• **The exercise**
Below is a listing to transcribe in full and exactly; keep the pictures out.

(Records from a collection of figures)
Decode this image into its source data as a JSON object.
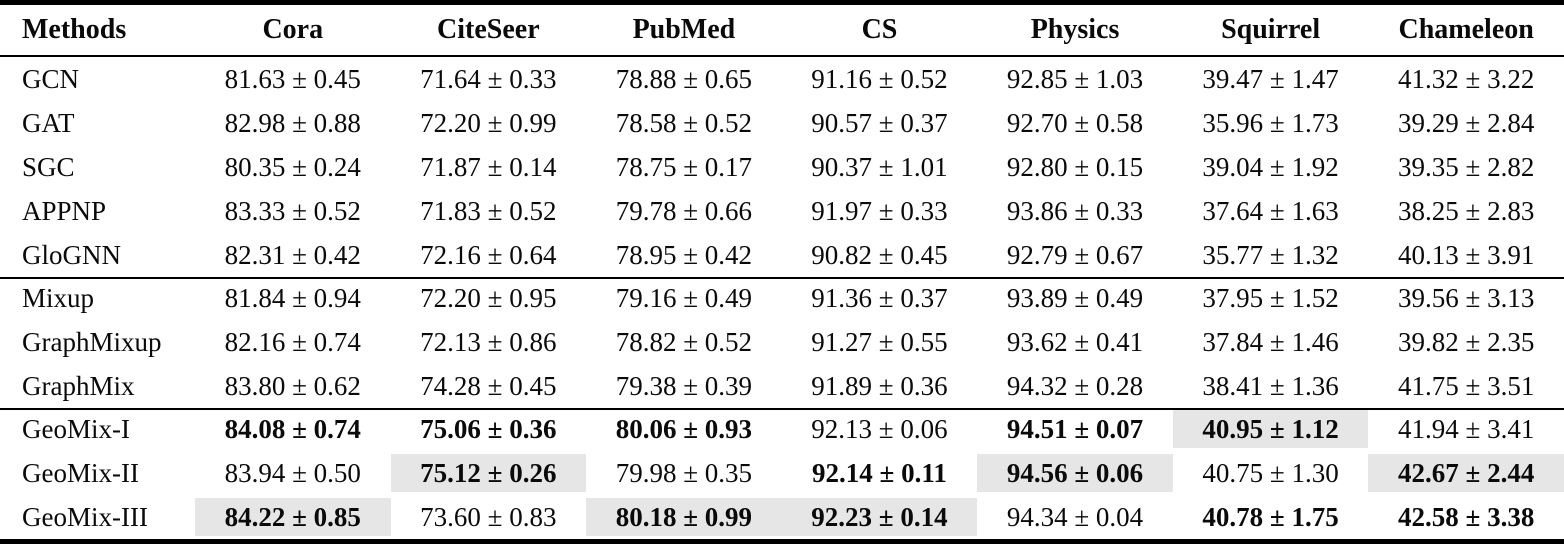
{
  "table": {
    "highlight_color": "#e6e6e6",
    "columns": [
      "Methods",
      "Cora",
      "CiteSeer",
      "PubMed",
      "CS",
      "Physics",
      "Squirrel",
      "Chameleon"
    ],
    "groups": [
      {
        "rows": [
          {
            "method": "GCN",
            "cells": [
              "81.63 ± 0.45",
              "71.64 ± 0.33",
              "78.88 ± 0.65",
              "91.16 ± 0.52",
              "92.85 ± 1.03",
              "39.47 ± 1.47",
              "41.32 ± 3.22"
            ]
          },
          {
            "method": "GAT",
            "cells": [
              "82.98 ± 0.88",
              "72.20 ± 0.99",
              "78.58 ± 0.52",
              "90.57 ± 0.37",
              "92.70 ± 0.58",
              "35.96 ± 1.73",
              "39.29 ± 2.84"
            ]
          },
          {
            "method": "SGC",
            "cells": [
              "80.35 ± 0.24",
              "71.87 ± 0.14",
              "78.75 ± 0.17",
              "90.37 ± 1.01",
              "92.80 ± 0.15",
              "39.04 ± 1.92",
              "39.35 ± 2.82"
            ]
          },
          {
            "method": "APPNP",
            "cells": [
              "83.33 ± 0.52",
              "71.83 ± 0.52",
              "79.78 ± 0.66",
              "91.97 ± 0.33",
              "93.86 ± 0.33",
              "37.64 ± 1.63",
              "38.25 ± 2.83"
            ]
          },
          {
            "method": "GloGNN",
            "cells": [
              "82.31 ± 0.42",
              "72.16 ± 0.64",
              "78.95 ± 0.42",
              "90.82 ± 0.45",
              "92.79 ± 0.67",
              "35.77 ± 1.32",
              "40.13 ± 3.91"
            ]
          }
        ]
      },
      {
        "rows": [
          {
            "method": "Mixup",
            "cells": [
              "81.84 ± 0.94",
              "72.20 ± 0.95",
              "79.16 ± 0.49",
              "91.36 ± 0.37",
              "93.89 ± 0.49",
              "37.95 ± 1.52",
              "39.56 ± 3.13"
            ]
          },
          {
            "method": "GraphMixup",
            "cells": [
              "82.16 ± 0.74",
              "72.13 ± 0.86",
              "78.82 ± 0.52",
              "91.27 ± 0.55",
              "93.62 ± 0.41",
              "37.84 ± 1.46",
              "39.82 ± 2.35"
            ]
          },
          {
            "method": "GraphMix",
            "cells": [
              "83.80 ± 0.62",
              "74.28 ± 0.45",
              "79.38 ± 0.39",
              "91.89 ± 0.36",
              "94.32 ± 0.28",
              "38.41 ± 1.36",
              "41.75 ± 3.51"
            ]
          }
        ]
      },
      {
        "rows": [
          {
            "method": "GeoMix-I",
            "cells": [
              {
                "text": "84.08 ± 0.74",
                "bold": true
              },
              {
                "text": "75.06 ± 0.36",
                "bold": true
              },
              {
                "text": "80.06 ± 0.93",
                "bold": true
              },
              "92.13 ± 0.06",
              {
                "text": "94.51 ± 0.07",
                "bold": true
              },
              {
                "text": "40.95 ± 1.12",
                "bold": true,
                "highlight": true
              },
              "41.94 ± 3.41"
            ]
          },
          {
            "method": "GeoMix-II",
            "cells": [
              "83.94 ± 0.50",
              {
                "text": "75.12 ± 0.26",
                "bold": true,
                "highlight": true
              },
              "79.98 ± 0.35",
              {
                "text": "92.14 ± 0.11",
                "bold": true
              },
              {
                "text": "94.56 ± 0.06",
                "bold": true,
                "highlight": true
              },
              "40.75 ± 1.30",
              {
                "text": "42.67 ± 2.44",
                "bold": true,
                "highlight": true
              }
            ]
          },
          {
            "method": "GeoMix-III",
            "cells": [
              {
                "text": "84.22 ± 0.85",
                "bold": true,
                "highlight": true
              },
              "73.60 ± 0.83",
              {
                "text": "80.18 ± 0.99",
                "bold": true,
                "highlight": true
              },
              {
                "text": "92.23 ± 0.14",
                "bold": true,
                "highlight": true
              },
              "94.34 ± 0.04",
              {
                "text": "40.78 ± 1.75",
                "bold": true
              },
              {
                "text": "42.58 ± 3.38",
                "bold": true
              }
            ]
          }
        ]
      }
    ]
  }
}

• **Answer to this exercise**
Decode this image into its source data as a JSON object.
{
  "table": {
    "highlight_color": "#e6e6e6",
    "columns": [
      "Methods",
      "Cora",
      "CiteSeer",
      "PubMed",
      "CS",
      "Physics",
      "Squirrel",
      "Chameleon"
    ],
    "groups": [
      {
        "rows": [
          {
            "method": "GCN",
            "cells": [
              "81.63 ± 0.45",
              "71.64 ± 0.33",
              "78.88 ± 0.65",
              "91.16 ± 0.52",
              "92.85 ± 1.03",
              "39.47 ± 1.47",
              "41.32 ± 3.22"
            ]
          },
          {
            "method": "GAT",
            "cells": [
              "82.98 ± 0.88",
              "72.20 ± 0.99",
              "78.58 ± 0.52",
              "90.57 ± 0.37",
              "92.70 ± 0.58",
              "35.96 ± 1.73",
              "39.29 ± 2.84"
            ]
          },
          {
            "method": "SGC",
            "cells": [
              "80.35 ± 0.24",
              "71.87 ± 0.14",
              "78.75 ± 0.17",
              "90.37 ± 1.01",
              "92.80 ± 0.15",
              "39.04 ± 1.92",
              "39.35 ± 2.82"
            ]
          },
          {
            "method": "APPNP",
            "cells": [
              "83.33 ± 0.52",
              "71.83 ± 0.52",
              "79.78 ± 0.66",
              "91.97 ± 0.33",
              "93.86 ± 0.33",
              "37.64 ± 1.63",
              "38.25 ± 2.83"
            ]
          },
          {
            "method": "GloGNN",
            "cells": [
              "82.31 ± 0.42",
              "72.16 ± 0.64",
              "78.95 ± 0.42",
              "90.82 ± 0.45",
              "92.79 ± 0.67",
              "35.77 ± 1.32",
              "40.13 ± 3.91"
            ]
          }
        ]
      },
      {
        "rows": [
          {
            "method": "Mixup",
            "cells": [
              "81.84 ± 0.94",
              "72.20 ± 0.95",
              "79.16 ± 0.49",
              "91.36 ± 0.37",
              "93.89 ± 0.49",
              "37.95 ± 1.52",
              "39.56 ± 3.13"
            ]
          },
          {
            "method": "GraphMixup",
            "cells": [
              "82.16 ± 0.74",
              "72.13 ± 0.86",
              "78.82 ± 0.52",
              "91.27 ± 0.55",
              "93.62 ± 0.41",
              "37.84 ± 1.46",
              "39.82 ± 2.35"
            ]
          },
          {
            "method": "GraphMix",
            "cells": [
              "83.80 ± 0.62",
              "74.28 ± 0.45",
              "79.38 ± 0.39",
              "91.89 ± 0.36",
              "94.32 ± 0.28",
              "38.41 ± 1.36",
              "41.75 ± 3.51"
            ]
          }
        ]
      },
      {
        "rows": [
          {
            "method": "GeoMix-I",
            "cells": [
              {
                "text": "84.08 ± 0.74",
                "bold": true
              },
              {
                "text": "75.06 ± 0.36",
                "bold": true
              },
              {
                "text": "80.06 ± 0.93",
                "bold": true
              },
              "92.13 ± 0.06",
              {
                "text": "94.51 ± 0.07",
                "bold": true
              },
              {
                "text": "40.95 ± 1.12",
                "bold": true,
                "highlight": true
              },
              "41.94 ± 3.41"
            ]
          },
          {
            "method": "GeoMix-II",
            "cells": [
              "83.94 ± 0.50",
              {
                "text": "75.12 ± 0.26",
                "bold": true,
                "highlight": true
              },
              "79.98 ± 0.35",
              {
                "text": "92.14 ± 0.11",
                "bold": true
              },
              {
                "text": "94.56 ± 0.06",
                "bold": true,
                "highlight": true
              },
              "40.75 ± 1.30",
              {
                "text": "42.67 ± 2.44",
                "bold": true,
                "highlight": true
              }
            ]
          },
          {
            "method": "GeoMix-III",
            "cells": [
              {
                "text": "84.22 ± 0.85",
                "bold": true,
                "highlight": true
              },
              "73.60 ± 0.83",
              {
                "text": "80.18 ± 0.99",
                "bold": true,
                "highlight": true
              },
              {
                "text": "92.23 ± 0.14",
                "bold": true,
                "highlight": true
              },
              "94.34 ± 0.04",
              {
                "text": "40.78 ± 1.75",
                "bold": true
              },
              {
                "text": "42.58 ± 3.38",
                "bold": true
              }
            ]
          }
        ]
      }
    ]
  }
}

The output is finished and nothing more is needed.